### Request
Find each line holding the word "JOURNAL" and give the total alone.

::: Provided records

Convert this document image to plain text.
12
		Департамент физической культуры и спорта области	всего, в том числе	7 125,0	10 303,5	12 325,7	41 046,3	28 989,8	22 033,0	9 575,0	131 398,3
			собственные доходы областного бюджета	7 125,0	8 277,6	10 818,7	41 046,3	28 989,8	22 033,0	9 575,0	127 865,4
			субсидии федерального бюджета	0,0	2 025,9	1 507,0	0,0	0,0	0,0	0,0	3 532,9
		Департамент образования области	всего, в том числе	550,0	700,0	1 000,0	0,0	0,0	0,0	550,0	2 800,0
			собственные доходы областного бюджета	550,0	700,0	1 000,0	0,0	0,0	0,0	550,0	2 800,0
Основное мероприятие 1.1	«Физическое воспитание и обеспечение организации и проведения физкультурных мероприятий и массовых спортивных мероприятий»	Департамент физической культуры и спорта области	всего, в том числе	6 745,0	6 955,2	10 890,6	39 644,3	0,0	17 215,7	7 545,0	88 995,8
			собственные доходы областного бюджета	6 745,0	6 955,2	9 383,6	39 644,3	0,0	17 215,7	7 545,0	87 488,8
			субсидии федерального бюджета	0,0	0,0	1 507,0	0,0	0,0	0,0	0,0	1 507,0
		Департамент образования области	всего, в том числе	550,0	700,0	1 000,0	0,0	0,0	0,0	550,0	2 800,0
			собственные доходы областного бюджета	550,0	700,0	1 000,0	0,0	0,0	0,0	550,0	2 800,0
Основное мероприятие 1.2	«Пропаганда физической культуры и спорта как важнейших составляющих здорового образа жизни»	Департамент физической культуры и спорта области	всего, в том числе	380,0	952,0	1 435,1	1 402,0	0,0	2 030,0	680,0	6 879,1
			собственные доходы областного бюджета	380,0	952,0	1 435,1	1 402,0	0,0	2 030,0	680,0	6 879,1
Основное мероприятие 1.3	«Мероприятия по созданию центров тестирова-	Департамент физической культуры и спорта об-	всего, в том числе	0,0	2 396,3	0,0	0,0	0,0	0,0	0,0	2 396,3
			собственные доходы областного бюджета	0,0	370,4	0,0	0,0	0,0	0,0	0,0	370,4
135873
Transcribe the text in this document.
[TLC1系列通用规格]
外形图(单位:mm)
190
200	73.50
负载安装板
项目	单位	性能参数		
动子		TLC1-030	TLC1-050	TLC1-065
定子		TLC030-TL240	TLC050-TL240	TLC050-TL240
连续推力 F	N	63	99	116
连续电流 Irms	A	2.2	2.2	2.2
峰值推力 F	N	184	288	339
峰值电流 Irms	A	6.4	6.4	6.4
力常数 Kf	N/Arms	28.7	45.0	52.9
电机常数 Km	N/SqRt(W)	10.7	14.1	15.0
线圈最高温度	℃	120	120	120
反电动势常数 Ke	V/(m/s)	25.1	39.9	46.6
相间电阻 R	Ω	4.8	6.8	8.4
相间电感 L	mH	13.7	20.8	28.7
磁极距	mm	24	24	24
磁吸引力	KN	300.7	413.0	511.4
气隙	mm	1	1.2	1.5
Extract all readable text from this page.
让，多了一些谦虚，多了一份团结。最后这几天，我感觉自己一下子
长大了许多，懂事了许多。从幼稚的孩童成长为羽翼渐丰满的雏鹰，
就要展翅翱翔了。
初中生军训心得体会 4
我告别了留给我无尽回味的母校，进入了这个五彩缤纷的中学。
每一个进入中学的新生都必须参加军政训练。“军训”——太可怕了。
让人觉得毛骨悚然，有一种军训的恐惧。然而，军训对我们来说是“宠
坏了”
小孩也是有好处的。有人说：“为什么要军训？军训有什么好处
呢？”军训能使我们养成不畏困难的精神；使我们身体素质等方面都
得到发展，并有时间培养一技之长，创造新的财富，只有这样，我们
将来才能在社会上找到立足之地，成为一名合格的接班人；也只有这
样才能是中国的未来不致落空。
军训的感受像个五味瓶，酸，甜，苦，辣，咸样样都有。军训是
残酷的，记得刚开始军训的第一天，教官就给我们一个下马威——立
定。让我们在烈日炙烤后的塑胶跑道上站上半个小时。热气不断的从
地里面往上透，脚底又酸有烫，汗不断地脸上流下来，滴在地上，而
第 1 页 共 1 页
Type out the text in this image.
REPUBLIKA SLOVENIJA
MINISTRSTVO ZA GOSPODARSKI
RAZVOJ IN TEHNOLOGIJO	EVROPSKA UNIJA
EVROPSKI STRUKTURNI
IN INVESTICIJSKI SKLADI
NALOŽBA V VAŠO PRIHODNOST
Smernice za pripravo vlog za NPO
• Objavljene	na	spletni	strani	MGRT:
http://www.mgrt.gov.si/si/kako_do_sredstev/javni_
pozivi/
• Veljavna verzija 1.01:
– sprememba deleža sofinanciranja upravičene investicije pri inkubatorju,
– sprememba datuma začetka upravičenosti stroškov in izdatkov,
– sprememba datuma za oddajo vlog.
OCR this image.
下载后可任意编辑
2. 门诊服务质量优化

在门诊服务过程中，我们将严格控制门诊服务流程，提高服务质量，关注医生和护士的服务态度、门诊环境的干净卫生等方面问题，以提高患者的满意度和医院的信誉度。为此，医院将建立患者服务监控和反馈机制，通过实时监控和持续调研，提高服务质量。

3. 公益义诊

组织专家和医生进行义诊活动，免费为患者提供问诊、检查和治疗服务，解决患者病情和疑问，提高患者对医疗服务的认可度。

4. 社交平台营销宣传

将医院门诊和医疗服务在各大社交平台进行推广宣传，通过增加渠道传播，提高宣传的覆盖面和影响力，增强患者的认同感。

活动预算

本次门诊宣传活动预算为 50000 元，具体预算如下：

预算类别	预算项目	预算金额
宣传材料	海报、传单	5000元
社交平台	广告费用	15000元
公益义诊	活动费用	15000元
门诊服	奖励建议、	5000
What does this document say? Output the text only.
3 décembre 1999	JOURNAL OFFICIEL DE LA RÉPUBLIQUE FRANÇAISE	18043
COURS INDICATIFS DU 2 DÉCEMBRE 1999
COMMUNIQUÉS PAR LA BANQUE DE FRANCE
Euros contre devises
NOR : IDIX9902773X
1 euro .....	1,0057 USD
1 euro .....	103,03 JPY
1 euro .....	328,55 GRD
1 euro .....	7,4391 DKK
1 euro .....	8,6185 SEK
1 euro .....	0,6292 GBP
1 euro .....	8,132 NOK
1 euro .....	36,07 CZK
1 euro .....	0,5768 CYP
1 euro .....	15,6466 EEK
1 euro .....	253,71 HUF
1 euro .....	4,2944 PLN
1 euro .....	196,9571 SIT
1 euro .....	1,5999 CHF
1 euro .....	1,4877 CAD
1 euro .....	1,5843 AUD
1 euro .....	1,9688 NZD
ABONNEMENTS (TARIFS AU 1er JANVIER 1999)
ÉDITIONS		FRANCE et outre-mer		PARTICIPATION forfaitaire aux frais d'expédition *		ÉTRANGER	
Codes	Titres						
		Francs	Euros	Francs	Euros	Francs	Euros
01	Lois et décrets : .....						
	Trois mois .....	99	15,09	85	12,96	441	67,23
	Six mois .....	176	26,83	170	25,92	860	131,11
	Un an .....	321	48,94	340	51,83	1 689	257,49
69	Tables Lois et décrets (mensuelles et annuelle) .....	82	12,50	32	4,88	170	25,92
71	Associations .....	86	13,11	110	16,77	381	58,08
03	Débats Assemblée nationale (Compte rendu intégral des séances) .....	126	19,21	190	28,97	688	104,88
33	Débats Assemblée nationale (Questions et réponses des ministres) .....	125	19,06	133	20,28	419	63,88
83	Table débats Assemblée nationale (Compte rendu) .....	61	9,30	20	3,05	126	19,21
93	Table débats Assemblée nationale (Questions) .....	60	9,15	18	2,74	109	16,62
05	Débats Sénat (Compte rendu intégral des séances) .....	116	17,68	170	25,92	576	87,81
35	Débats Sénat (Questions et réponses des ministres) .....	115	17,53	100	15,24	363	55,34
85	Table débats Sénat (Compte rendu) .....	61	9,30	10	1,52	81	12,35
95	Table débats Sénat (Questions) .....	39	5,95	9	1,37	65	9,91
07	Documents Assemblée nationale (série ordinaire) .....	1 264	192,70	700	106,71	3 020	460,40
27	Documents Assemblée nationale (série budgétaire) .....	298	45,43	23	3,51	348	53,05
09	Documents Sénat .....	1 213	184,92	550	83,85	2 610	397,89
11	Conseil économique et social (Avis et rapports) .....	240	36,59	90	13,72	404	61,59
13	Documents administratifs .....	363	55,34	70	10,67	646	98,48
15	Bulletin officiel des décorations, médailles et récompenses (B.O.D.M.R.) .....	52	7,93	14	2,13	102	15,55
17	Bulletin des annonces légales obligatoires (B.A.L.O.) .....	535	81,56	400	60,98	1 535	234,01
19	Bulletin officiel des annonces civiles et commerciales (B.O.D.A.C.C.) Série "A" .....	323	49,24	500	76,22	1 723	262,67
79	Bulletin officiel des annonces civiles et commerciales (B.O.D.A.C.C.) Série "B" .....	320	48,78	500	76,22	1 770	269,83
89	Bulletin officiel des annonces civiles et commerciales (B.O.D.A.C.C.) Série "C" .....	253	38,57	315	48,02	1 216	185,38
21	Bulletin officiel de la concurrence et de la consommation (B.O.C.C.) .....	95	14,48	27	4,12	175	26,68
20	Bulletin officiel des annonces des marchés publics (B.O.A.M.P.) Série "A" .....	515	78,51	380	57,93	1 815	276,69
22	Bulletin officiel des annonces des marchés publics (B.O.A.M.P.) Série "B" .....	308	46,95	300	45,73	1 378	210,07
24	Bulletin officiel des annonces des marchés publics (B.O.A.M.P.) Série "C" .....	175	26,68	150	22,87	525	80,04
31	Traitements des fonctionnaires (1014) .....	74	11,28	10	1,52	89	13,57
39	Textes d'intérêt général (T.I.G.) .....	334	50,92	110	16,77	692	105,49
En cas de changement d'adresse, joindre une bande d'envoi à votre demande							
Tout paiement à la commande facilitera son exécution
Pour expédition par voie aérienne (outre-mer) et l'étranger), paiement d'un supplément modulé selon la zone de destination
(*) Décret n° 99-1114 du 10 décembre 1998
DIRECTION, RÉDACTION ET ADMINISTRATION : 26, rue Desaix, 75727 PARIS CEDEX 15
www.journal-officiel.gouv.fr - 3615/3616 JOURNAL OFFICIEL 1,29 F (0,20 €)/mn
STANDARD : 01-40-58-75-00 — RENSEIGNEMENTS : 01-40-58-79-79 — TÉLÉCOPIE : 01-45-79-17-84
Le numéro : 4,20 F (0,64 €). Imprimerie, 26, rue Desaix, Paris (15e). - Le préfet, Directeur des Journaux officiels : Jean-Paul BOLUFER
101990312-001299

::::::

### Exercise response
2